__GIVEN ENTRIES__.
────────────────

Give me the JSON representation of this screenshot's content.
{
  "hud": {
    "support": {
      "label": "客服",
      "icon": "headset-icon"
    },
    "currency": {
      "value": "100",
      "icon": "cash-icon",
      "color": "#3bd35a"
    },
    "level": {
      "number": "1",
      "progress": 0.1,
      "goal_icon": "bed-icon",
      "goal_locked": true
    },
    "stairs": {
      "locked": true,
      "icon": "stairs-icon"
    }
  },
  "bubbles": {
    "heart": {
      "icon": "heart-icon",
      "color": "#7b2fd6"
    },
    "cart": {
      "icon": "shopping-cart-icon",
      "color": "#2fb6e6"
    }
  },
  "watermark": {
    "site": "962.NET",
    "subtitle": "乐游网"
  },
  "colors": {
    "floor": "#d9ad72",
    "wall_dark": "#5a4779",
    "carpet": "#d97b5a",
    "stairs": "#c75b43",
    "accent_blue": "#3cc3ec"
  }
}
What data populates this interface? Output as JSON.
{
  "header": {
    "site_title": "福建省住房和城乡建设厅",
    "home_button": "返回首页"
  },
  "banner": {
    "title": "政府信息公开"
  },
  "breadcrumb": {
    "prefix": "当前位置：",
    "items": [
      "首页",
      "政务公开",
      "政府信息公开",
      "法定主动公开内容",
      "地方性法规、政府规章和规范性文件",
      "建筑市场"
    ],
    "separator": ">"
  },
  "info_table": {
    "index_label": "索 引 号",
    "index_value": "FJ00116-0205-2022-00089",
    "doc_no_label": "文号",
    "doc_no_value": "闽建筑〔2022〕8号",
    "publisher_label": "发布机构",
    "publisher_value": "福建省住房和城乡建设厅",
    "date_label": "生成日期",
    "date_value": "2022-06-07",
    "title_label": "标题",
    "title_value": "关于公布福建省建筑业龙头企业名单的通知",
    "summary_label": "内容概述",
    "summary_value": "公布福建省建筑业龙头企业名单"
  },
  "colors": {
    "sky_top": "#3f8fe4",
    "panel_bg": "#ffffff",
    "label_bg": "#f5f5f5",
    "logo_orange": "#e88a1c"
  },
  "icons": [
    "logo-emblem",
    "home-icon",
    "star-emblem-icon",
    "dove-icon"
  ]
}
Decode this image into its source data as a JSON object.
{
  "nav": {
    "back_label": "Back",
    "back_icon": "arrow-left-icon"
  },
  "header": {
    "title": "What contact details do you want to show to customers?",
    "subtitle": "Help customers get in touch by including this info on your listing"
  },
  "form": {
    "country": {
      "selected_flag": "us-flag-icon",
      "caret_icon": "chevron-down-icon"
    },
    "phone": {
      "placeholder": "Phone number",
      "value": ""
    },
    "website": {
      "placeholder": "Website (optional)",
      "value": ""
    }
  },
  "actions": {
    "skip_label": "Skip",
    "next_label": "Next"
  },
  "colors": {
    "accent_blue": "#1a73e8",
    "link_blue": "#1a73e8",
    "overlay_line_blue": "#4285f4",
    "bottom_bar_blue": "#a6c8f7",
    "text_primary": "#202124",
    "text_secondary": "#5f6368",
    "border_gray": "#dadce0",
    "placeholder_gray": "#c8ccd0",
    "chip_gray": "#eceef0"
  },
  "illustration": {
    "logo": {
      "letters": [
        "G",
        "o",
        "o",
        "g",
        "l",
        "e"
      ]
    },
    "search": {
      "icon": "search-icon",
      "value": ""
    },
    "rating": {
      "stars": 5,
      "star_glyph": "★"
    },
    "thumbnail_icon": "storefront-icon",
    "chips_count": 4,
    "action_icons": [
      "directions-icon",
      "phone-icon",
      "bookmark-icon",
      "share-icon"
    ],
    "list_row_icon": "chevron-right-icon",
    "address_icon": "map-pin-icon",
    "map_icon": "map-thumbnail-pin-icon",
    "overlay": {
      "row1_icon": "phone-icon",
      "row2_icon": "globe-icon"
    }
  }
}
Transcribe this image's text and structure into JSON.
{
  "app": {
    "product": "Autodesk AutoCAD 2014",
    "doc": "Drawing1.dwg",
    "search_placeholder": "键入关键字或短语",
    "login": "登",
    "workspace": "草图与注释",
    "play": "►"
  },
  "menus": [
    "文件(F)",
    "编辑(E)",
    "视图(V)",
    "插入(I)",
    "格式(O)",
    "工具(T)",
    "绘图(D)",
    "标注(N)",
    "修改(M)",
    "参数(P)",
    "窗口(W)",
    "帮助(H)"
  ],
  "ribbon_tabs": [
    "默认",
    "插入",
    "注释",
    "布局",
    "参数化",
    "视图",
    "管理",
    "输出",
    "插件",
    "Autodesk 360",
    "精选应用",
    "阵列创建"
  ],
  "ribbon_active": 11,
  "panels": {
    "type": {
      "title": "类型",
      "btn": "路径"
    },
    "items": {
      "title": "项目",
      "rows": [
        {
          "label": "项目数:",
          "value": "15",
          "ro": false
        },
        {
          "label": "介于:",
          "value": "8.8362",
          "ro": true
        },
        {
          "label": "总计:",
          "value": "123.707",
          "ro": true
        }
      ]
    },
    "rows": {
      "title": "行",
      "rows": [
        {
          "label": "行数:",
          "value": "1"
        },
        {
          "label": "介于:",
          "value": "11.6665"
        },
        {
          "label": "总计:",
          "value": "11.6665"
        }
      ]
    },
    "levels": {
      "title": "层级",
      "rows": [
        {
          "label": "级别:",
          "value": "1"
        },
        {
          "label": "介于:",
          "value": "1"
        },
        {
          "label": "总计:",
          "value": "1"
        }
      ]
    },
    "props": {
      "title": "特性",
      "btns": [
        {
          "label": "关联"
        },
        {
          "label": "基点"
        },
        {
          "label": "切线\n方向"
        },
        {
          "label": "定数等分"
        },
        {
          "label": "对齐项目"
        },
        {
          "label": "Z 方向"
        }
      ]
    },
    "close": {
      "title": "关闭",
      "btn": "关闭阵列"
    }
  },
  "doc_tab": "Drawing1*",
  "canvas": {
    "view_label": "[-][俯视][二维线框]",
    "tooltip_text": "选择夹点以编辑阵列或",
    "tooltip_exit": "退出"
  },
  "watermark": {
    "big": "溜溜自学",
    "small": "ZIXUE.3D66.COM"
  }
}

────────────────

Read the entries above, then pull out the lines that include "stairs".

    "stairs": {
      "icon": "stairs-icon"
    "stairs": "#c75b43",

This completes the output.